■ Task to carry out
The entries are to be returned exactly, with images left out.

Records that describe figures
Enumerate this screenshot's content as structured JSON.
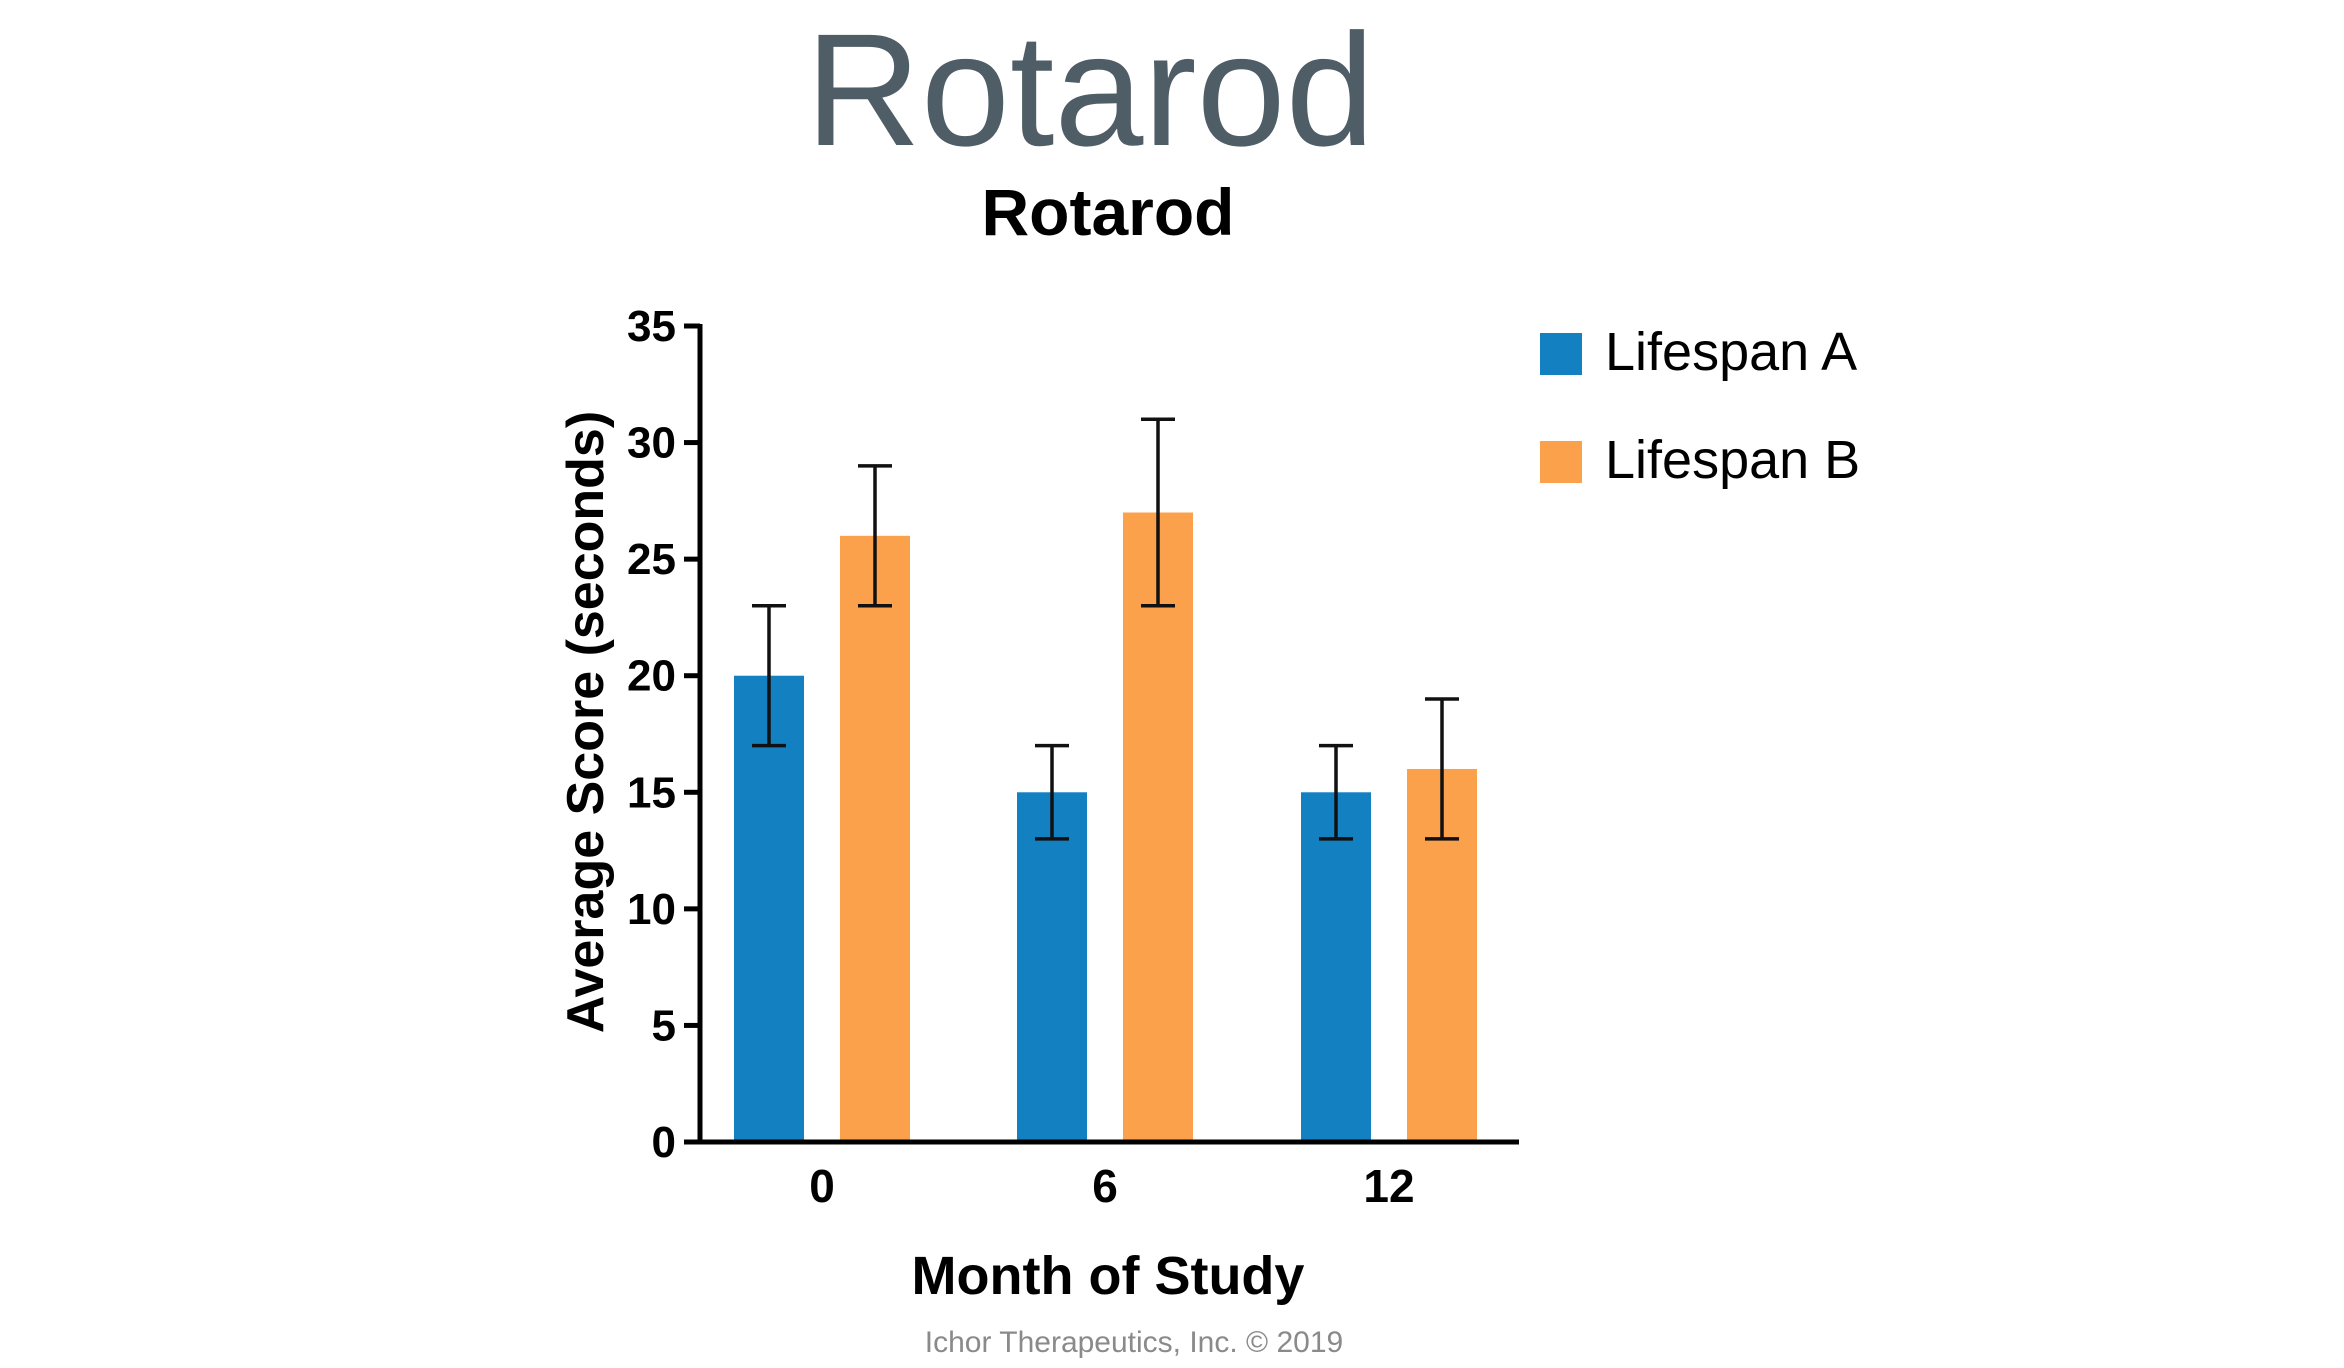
{
  "slide": {
    "title": "Rotarod",
    "footer": "Ichor Therapeutics, Inc. © 2019"
  },
  "chart_data": {
    "type": "bar",
    "title": "Rotarod",
    "xlabel": "Month of Study",
    "ylabel": "Average Score (seconds)",
    "categories": [
      "0",
      "6",
      "12"
    ],
    "series": [
      {
        "name": "Lifespan A",
        "color": "#1380c2",
        "values": [
          20,
          15,
          15
        ],
        "error": [
          3,
          2,
          2
        ]
      },
      {
        "name": "Lifespan B",
        "color": "#fba04b",
        "values": [
          26,
          27,
          16
        ],
        "error": [
          3,
          4,
          3
        ]
      }
    ],
    "ylim": [
      0,
      35
    ],
    "yticks": [
      "0",
      "5",
      "10",
      "15",
      "20",
      "25",
      "30",
      "35"
    ],
    "grid": false,
    "legend_position": "top-right"
  }
}
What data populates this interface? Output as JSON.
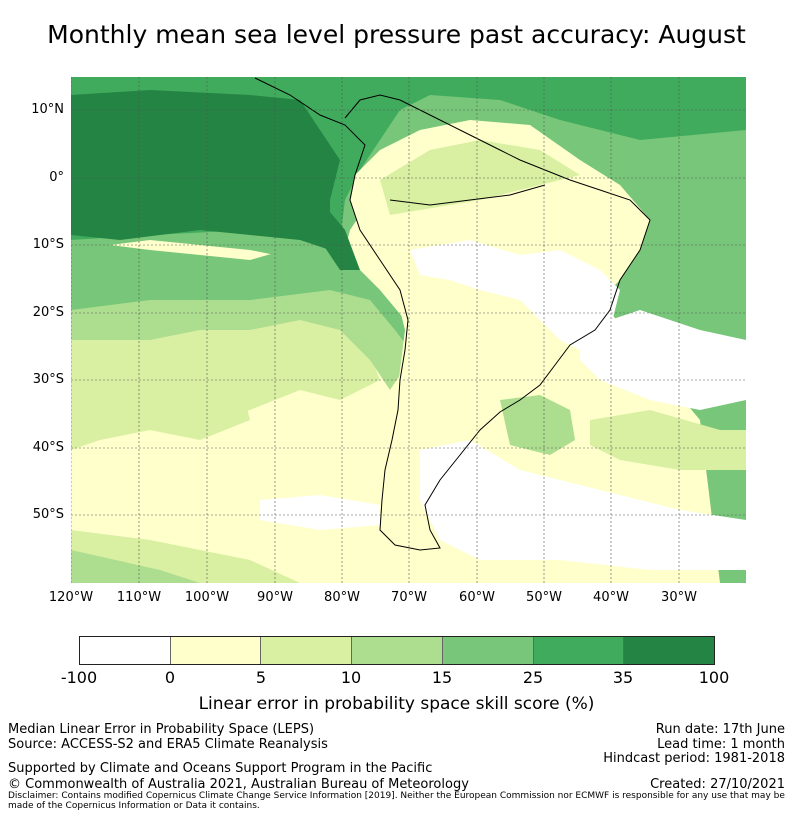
{
  "title": "Monthly mean sea level pressure past accuracy: August",
  "map": {
    "lat_labels": [
      "10°N",
      "0°",
      "10°S",
      "20°S",
      "30°S",
      "40°S",
      "50°S"
    ],
    "lon_labels": [
      "120°W",
      "110°W",
      "100°W",
      "90°W",
      "80°W",
      "70°W",
      "60°W",
      "50°W",
      "40°W",
      "30°W"
    ],
    "colors": {
      "c0": "#ffffff",
      "c5": "#ffffcc",
      "c10": "#d9f0a3",
      "c15": "#addd8e",
      "c25": "#78c679",
      "c35": "#41ab5d",
      "c100": "#238443"
    }
  },
  "colorbar": {
    "ticks": [
      "-100",
      "0",
      "5",
      "10",
      "15",
      "25",
      "35",
      "100"
    ],
    "colors": [
      "#ffffff",
      "#ffffcc",
      "#d9f0a3",
      "#addd8e",
      "#78c679",
      "#41ab5d",
      "#238443"
    ],
    "label": "Linear error in probability space skill score (%)"
  },
  "footer": {
    "left1": "Median Linear Error in Probability Space (LEPS)",
    "left2": "Source: ACCESS-S2 and ERA5 Climate Reanalysis",
    "left3": "Supported by Climate and Oceans Support Program in the Pacific",
    "left4": "© Commonwealth of Australia 2021, Australian Bureau of Meteorology",
    "right1": "Run date: 17th June",
    "right2": "Lead time: 1 month",
    "right3": "Hindcast period: 1981-2018",
    "right4": "Created: 27/10/2021",
    "disclaimer": "Disclaimer: Contains modified Copernicus Climate Change Service Information [2019]. Neither the European Commission nor ECMWF is responsible for any use that may be made of the Copernicus Information or Data it contains."
  }
}
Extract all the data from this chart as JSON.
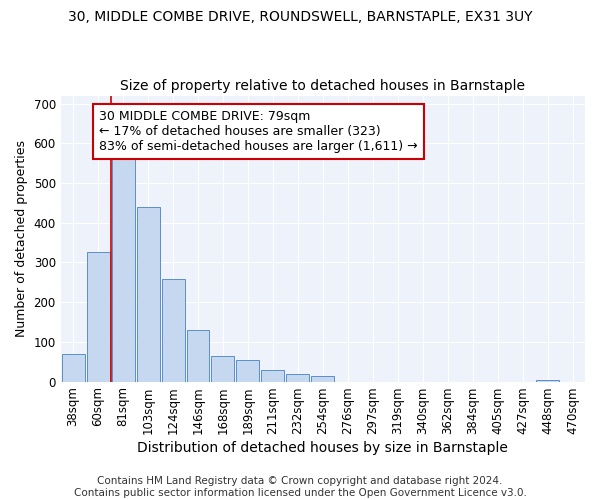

■ Result below
Enumerate this screenshot's content as structured JSON.
{
  "slide": {
    "title": "Rotarod",
    "footer": "Ichor Therapeutics, Inc. © 2019"
  },
  "chart_data": {
    "type": "bar",
    "title": "Rotarod",
    "xlabel": "Month of Study",
    "ylabel": "Average Score (seconds)",
    "categories": [
      "0",
      "6",
      "12"
    ],
    "series": [
      {
        "name": "Lifespan A",
        "color": "#1380c2",
        "values": [
          20,
          15,
          15
        ],
        "error": [
          3,
          2,
          2
        ]
      },
      {
        "name": "Lifespan B",
        "color": "#fba04b",
        "values": [
          26,
          27,
          16
        ],
        "error": [
          3,
          4,
          3
        ]
      }
    ],
    "ylim": [
      0,
      35
    ],
    "yticks": [
      "0",
      "5",
      "10",
      "15",
      "20",
      "25",
      "30",
      "35"
    ],
    "grid": false,
    "legend_position": "top-right"
  }
}
What data populates this interface? Output as JSON.
{
  "title": "Monthly mean sea level pressure past accuracy: August",
  "map": {
    "lat_labels": [
      "10°N",
      "0°",
      "10°S",
      "20°S",
      "30°S",
      "40°S",
      "50°S"
    ],
    "lon_labels": [
      "120°W",
      "110°W",
      "100°W",
      "90°W",
      "80°W",
      "70°W",
      "60°W",
      "50°W",
      "40°W",
      "30°W"
    ],
    "colors": {
      "c0": "#ffffff",
      "c5": "#ffffcc",
      "c10": "#d9f0a3",
      "c15": "#addd8e",
      "c25": "#78c679",
      "c35": "#41ab5d",
      "c100": "#238443"
    }
  },
  "colorbar": {
    "ticks": [
      "-100",
      "0",
      "5",
      "10",
      "15",
      "25",
      "35",
      "100"
    ],
    "colors": [
      "#ffffff",
      "#ffffcc",
      "#d9f0a3",
      "#addd8e",
      "#78c679",
      "#41ab5d",
      "#238443"
    ],
    "label": "Linear error in probability space skill score (%)"
  },
  "footer": {
    "left1": "Median Linear Error in Probability Space (LEPS)",
    "left2": "Source: ACCESS-S2 and ERA5 Climate Reanalysis",
    "left3": "Supported by Climate and Oceans Support Program in the Pacific",
    "left4": "© Commonwealth of Australia 2021, Australian Bureau of Meteorology",
    "right1": "Run date: 17th June",
    "right2": "Lead time: 1 month",
    "right3": "Hindcast period: 1981-2018",
    "right4": "Created: 27/10/2021",
    "disclaimer": "Disclaimer: Contains modified Copernicus Climate Change Service Information [2019]. Neither the European Commission nor ECMWF is responsible for any use that may be made of the Copernicus Information or Data it contains."
  }
}
Extract all the data from this chart as JSON.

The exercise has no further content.